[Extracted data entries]

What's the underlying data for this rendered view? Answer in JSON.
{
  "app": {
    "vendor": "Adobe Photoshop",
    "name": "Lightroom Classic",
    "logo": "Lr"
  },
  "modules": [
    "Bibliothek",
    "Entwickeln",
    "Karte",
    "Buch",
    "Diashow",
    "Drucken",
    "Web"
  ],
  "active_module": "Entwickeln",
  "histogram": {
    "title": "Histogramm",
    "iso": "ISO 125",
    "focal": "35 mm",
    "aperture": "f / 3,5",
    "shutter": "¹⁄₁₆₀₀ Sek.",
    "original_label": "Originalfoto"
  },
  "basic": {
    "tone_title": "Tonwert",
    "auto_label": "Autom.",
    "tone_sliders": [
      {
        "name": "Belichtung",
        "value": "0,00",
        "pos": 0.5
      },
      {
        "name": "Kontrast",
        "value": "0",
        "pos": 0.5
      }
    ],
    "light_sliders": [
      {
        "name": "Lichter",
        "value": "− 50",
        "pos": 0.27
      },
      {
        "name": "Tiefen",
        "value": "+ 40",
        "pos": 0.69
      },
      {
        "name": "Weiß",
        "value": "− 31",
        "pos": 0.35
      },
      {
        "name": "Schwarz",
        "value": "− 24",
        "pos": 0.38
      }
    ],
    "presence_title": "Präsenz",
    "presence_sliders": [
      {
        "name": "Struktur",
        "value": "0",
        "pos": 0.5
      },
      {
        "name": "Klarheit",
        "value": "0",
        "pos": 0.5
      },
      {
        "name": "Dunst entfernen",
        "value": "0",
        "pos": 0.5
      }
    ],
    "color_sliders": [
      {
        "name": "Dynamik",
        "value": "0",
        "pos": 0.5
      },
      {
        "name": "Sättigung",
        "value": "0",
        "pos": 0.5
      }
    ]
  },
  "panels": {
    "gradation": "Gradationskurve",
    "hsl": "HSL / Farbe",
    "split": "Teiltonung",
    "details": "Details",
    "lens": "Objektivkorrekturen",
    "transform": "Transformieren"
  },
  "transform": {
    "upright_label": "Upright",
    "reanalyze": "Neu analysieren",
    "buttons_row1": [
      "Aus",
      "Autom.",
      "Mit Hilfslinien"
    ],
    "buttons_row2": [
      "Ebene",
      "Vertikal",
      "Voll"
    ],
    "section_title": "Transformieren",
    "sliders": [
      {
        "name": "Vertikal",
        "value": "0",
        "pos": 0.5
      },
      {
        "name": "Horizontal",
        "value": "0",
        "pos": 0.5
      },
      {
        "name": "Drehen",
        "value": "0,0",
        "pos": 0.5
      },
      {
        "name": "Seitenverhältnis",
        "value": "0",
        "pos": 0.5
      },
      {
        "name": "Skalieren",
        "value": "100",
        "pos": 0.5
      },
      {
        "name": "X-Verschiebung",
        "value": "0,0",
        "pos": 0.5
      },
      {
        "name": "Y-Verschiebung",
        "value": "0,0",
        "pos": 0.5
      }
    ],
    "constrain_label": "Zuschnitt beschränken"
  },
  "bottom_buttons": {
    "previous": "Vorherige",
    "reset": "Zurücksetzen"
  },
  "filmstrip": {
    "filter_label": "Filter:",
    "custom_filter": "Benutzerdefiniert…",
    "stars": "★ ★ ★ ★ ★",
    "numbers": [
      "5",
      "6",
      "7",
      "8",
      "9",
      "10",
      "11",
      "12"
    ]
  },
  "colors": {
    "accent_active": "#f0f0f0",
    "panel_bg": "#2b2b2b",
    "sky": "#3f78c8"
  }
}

WHAT YOU SHOULD DO >> Write out the complete set of records exactly as given.

RESULT OF THE TASK >>
What's the underlying data for this rendered view? Answer in JSON.
{
  "app": {
    "vendor": "Adobe Photoshop",
    "name": "Lightroom Classic",
    "logo": "Lr"
  },
  "modules": [
    "Bibliothek",
    "Entwickeln",
    "Karte",
    "Buch",
    "Diashow",
    "Drucken",
    "Web"
  ],
  "active_module": "Entwickeln",
  "histogram": {
    "title": "Histogramm",
    "iso": "ISO 125",
    "focal": "35 mm",
    "aperture": "f / 3,5",
    "shutter": "¹⁄₁₆₀₀ Sek.",
    "original_label": "Originalfoto"
  },
  "basic": {
    "tone_title": "Tonwert",
    "auto_label": "Autom.",
    "tone_sliders": [
      {
        "name": "Belichtung",
        "value": "0,00",
        "pos": 0.5
      },
      {
        "name": "Kontrast",
        "value": "0",
        "pos": 0.5
      }
    ],
    "light_sliders": [
      {
        "name": "Lichter",
        "value": "− 50",
        "pos": 0.27
      },
      {
        "name": "Tiefen",
        "value": "+ 40",
        "pos": 0.69
      },
      {
        "name": "Weiß",
        "value": "− 31",
        "pos": 0.35
      },
      {
        "name": "Schwarz",
        "value": "− 24",
        "pos": 0.38
      }
    ],
    "presence_title": "Präsenz",
    "presence_sliders": [
      {
        "name": "Struktur",
        "value": "0",
        "pos": 0.5
      },
      {
        "name": "Klarheit",
        "value": "0",
        "pos": 0.5
      },
      {
        "name": "Dunst entfernen",
        "value": "0",
        "pos": 0.5
      }
    ],
    "color_sliders": [
      {
        "name": "Dynamik",
        "value": "0",
        "pos": 0.5
      },
      {
        "name": "Sättigung",
        "value": "0",
        "pos": 0.5
      }
    ]
  },
  "panels": {
    "gradation": "Gradationskurve",
    "hsl": "HSL / Farbe",
    "split": "Teiltonung",
    "details": "Details",
    "lens": "Objektivkorrekturen",
    "transform": "Transformieren"
  },
  "transform": {
    "upright_label": "Upright",
    "reanalyze": "Neu analysieren",
    "buttons_row1": [
      "Aus",
      "Autom.",
      "Mit Hilfslinien"
    ],
    "buttons_row2": [
      "Ebene",
      "Vertikal",
      "Voll"
    ],
    "section_title": "Transformieren",
    "sliders": [
      {
        "name": "Vertikal",
        "value": "0",
        "pos": 0.5
      },
      {
        "name": "Horizontal",
        "value": "0",
        "pos": 0.5
      },
      {
        "name": "Drehen",
        "value": "0,0",
        "pos": 0.5
      },
      {
        "name": "Seitenverhältnis",
        "value": "0",
        "pos": 0.5
      },
      {
        "name": "Skalieren",
        "value": "100",
        "pos": 0.5
      },
      {
        "name": "X-Verschiebung",
        "value": "0,0",
        "pos": 0.5
      },
      {
        "name": "Y-Verschiebung",
        "value": "0,0",
        "pos": 0.5
      }
    ],
    "constrain_label": "Zuschnitt beschränken"
  },
  "bottom_buttons": {
    "previous": "Vorherige",
    "reset": "Zurücksetzen"
  },
  "filmstrip": {
    "filter_label": "Filter:",
    "custom_filter": "Benutzerdefiniert…",
    "stars": "★ ★ ★ ★ ★",
    "numbers": [
      "5",
      "6",
      "7",
      "8",
      "9",
      "10",
      "11",
      "12"
    ]
  },
  "colors": {
    "accent_active": "#f0f0f0",
    "panel_bg": "#2b2b2b",
    "sky": "#3f78c8"
  }
}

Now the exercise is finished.